*Directions for this task*
Keep the pictures out and restate every record exactly.

☆ ☆ ☆ ☆ ☆

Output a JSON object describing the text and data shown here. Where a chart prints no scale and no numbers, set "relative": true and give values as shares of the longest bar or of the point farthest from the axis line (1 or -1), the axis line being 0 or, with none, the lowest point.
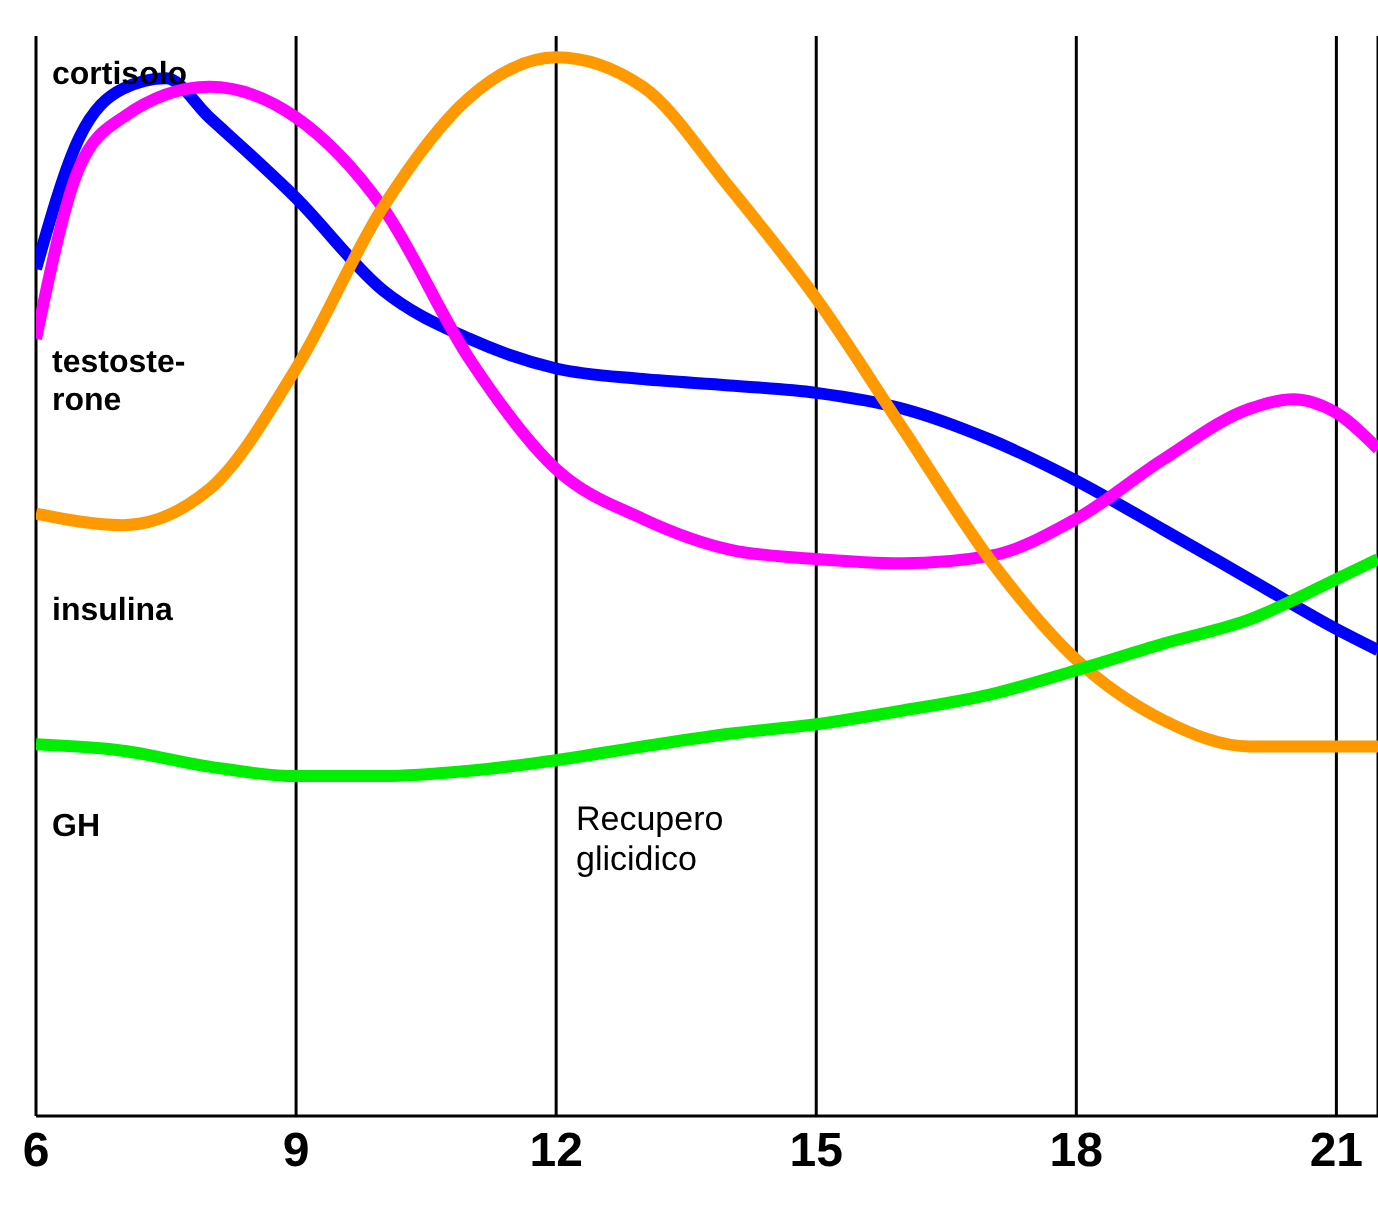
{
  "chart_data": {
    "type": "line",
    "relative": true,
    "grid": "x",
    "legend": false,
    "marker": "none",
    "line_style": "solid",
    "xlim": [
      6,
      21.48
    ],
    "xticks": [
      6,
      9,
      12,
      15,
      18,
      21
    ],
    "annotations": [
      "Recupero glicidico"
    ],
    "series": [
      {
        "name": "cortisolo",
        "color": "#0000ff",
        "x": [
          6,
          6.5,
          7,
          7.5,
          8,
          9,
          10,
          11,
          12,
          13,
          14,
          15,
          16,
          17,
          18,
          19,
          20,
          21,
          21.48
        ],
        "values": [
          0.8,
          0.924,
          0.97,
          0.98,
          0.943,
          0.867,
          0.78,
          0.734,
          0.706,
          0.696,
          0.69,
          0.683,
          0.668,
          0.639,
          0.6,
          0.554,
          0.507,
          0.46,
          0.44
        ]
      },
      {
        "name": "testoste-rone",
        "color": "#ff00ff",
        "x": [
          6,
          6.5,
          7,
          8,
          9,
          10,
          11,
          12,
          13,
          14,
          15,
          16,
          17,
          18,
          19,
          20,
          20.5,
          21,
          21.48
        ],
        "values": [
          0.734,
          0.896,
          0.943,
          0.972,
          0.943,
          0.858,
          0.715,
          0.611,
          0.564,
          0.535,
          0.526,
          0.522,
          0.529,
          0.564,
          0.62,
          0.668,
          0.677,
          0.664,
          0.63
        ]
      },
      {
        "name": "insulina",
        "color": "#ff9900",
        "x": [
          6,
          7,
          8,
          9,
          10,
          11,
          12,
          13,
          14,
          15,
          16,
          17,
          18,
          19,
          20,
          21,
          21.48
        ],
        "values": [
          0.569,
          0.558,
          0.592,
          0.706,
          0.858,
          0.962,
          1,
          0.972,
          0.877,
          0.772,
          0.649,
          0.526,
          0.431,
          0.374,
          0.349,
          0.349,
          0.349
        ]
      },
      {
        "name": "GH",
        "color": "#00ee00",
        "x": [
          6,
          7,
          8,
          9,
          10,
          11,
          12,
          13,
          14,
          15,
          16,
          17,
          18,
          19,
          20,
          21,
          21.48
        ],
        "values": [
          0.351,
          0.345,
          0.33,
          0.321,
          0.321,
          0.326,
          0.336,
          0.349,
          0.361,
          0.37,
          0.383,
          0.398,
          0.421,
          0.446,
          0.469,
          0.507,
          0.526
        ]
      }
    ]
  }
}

☆ ☆ ☆ ☆ ☆

*Output below*
Output a JSON object describing the text and data shown here. Where a chart prints no scale and no numbers, set "relative": true and give values as shares of the longest bar or of the point farthest from the axis line (1 or -1), the axis line being 0 or, with none, the lowest point.
{
  "chart_data": {
    "type": "line",
    "relative": true,
    "grid": "x",
    "legend": false,
    "marker": "none",
    "line_style": "solid",
    "xlim": [
      6,
      21.48
    ],
    "xticks": [
      6,
      9,
      12,
      15,
      18,
      21
    ],
    "annotations": [
      "Recupero glicidico"
    ],
    "series": [
      {
        "name": "cortisolo",
        "color": "#0000ff",
        "x": [
          6,
          6.5,
          7,
          7.5,
          8,
          9,
          10,
          11,
          12,
          13,
          14,
          15,
          16,
          17,
          18,
          19,
          20,
          21,
          21.48
        ],
        "values": [
          0.8,
          0.924,
          0.97,
          0.98,
          0.943,
          0.867,
          0.78,
          0.734,
          0.706,
          0.696,
          0.69,
          0.683,
          0.668,
          0.639,
          0.6,
          0.554,
          0.507,
          0.46,
          0.44
        ]
      },
      {
        "name": "testoste-rone",
        "color": "#ff00ff",
        "x": [
          6,
          6.5,
          7,
          8,
          9,
          10,
          11,
          12,
          13,
          14,
          15,
          16,
          17,
          18,
          19,
          20,
          20.5,
          21,
          21.48
        ],
        "values": [
          0.734,
          0.896,
          0.943,
          0.972,
          0.943,
          0.858,
          0.715,
          0.611,
          0.564,
          0.535,
          0.526,
          0.522,
          0.529,
          0.564,
          0.62,
          0.668,
          0.677,
          0.664,
          0.63
        ]
      },
      {
        "name": "insulina",
        "color": "#ff9900",
        "x": [
          6,
          7,
          8,
          9,
          10,
          11,
          12,
          13,
          14,
          15,
          16,
          17,
          18,
          19,
          20,
          21,
          21.48
        ],
        "values": [
          0.569,
          0.558,
          0.592,
          0.706,
          0.858,
          0.962,
          1,
          0.972,
          0.877,
          0.772,
          0.649,
          0.526,
          0.431,
          0.374,
          0.349,
          0.349,
          0.349
        ]
      },
      {
        "name": "GH",
        "color": "#00ee00",
        "x": [
          6,
          7,
          8,
          9,
          10,
          11,
          12,
          13,
          14,
          15,
          16,
          17,
          18,
          19,
          20,
          21,
          21.48
        ],
        "values": [
          0.351,
          0.345,
          0.33,
          0.321,
          0.321,
          0.326,
          0.336,
          0.349,
          0.361,
          0.37,
          0.383,
          0.398,
          0.421,
          0.446,
          0.469,
          0.507,
          0.526
        ]
      }
    ]
  }
}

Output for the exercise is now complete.